** Source material **
* Start *
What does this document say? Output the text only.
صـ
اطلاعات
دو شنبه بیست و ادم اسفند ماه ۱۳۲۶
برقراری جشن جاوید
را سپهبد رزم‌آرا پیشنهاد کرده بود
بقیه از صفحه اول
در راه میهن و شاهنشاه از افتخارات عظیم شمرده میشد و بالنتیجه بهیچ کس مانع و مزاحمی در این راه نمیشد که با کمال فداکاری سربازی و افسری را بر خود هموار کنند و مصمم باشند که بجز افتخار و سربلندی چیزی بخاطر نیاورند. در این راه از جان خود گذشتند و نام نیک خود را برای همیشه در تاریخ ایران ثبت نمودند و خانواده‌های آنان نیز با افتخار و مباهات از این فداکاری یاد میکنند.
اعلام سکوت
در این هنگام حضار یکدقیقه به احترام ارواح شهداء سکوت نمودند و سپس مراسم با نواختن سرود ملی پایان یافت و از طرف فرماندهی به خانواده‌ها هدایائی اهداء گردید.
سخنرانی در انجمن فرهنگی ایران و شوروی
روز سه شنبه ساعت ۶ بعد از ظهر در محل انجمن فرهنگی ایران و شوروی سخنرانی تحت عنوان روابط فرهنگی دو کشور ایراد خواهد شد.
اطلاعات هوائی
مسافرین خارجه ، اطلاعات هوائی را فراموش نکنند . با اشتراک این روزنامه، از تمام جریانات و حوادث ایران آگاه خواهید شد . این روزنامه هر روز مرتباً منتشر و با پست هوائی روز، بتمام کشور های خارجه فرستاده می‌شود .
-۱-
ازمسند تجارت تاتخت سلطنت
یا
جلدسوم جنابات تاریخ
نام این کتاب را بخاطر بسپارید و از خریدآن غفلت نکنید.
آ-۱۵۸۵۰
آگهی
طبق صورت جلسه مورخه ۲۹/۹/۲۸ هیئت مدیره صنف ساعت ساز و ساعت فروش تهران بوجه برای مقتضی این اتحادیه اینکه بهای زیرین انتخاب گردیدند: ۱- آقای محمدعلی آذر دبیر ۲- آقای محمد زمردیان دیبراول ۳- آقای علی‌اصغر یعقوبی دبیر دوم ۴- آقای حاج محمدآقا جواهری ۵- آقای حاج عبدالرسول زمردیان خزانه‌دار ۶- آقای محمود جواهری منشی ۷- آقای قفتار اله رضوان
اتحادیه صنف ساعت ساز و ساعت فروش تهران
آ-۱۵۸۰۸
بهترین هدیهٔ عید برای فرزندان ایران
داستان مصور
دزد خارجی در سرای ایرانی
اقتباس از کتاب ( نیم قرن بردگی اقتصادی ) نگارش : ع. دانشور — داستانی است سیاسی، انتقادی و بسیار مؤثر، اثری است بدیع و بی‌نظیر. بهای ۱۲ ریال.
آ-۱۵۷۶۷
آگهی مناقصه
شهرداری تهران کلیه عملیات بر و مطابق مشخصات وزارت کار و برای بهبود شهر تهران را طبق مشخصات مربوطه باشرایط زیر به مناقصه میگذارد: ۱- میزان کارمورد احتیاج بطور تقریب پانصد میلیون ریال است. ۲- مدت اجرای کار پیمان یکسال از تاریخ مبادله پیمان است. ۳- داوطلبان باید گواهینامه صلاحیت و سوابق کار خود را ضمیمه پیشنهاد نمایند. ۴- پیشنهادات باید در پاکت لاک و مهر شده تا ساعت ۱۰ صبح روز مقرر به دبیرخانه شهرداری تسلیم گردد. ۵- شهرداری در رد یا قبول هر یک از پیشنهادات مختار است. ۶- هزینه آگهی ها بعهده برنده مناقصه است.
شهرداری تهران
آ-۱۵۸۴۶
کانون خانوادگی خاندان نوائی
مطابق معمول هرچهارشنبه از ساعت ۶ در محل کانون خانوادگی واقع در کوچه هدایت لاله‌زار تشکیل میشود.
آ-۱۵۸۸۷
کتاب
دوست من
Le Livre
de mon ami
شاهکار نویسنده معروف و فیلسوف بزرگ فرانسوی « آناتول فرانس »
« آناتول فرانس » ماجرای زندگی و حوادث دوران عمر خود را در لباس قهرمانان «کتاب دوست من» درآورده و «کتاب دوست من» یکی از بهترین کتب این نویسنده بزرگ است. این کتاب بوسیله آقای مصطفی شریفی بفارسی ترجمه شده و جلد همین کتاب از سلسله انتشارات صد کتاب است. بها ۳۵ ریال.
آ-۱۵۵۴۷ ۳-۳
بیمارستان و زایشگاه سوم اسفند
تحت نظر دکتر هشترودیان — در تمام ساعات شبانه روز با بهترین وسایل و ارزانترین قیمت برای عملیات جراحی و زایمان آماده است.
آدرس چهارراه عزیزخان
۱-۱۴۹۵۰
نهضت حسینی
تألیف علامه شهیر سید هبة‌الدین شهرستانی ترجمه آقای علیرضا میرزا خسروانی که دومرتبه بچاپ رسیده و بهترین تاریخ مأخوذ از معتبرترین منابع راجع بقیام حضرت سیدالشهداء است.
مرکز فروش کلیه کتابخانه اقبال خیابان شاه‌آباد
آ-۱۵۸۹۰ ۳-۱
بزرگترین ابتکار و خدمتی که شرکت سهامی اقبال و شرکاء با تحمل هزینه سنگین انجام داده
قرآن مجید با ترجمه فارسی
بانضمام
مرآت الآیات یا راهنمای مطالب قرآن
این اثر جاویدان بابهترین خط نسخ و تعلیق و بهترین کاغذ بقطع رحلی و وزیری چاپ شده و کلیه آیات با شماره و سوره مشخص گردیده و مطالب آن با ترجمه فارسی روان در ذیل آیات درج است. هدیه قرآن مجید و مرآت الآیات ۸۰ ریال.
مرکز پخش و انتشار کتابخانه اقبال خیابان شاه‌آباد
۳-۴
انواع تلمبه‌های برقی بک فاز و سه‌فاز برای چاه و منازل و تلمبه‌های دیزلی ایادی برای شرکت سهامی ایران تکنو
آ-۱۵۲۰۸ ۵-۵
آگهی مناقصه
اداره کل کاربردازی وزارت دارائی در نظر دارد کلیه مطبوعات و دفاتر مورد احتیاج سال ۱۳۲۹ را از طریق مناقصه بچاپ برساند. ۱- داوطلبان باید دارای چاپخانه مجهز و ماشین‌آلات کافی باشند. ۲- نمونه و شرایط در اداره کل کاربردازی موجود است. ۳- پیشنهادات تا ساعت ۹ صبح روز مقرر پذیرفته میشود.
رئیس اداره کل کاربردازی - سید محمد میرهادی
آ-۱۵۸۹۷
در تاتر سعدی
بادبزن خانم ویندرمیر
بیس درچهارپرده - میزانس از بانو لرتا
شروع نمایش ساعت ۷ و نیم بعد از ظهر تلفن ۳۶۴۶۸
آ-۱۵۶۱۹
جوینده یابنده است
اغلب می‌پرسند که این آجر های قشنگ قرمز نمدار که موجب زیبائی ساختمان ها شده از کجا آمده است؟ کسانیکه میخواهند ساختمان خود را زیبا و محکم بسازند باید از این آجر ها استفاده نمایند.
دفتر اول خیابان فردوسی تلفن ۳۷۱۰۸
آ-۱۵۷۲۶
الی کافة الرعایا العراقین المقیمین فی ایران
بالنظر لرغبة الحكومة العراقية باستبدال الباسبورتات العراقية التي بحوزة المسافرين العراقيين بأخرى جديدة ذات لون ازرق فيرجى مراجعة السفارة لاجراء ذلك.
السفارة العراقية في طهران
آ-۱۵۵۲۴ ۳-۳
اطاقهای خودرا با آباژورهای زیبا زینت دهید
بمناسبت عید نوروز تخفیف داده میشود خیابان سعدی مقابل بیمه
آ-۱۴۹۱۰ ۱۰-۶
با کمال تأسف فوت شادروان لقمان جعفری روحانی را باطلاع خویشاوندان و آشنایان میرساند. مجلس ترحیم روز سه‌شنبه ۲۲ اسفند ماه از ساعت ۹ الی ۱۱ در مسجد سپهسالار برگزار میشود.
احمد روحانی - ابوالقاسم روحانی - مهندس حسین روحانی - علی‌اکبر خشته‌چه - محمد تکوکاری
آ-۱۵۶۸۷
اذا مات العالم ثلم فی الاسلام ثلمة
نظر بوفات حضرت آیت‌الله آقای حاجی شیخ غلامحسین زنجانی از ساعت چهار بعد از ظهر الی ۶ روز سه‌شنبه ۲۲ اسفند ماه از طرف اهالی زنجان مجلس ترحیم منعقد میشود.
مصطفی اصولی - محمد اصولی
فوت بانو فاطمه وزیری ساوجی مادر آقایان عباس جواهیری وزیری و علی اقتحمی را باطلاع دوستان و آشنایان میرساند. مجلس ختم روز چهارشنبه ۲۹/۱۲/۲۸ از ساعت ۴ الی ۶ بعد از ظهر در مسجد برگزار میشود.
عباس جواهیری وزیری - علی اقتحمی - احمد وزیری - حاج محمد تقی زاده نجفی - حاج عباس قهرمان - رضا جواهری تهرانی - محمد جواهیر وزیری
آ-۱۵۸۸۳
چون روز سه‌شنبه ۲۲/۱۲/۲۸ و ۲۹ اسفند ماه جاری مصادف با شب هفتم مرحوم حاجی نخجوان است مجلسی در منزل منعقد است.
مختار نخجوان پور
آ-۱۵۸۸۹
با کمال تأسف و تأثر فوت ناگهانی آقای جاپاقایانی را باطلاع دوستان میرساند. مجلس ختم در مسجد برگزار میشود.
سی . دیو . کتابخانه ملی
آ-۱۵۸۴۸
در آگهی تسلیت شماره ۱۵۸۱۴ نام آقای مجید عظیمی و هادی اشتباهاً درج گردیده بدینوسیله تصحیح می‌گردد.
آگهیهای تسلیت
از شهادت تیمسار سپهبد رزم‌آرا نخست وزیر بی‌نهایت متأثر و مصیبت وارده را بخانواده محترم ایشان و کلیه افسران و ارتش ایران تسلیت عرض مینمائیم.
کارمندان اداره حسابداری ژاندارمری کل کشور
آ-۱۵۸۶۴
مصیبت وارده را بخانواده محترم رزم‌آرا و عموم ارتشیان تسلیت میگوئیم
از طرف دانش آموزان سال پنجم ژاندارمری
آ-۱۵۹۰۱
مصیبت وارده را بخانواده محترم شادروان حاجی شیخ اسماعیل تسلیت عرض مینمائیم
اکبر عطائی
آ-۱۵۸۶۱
* End *
Gather each line of the listing that holds the string "بانو".

بیس درچهارپرده - میزانس از بانو لرتا
فوت بانو فاطمه وزیری ساوجی مادر آقایان عباس جواهیری وزیری و علی اقتحمی را باطلاع دوستان و آشنایان میرساند. مجلس ختم روز چهارشنبه ۲۹/۱۲/۲۸ از ساعت ۴ الی ۶ بعد از ظهر در مسجد برگزار میشود.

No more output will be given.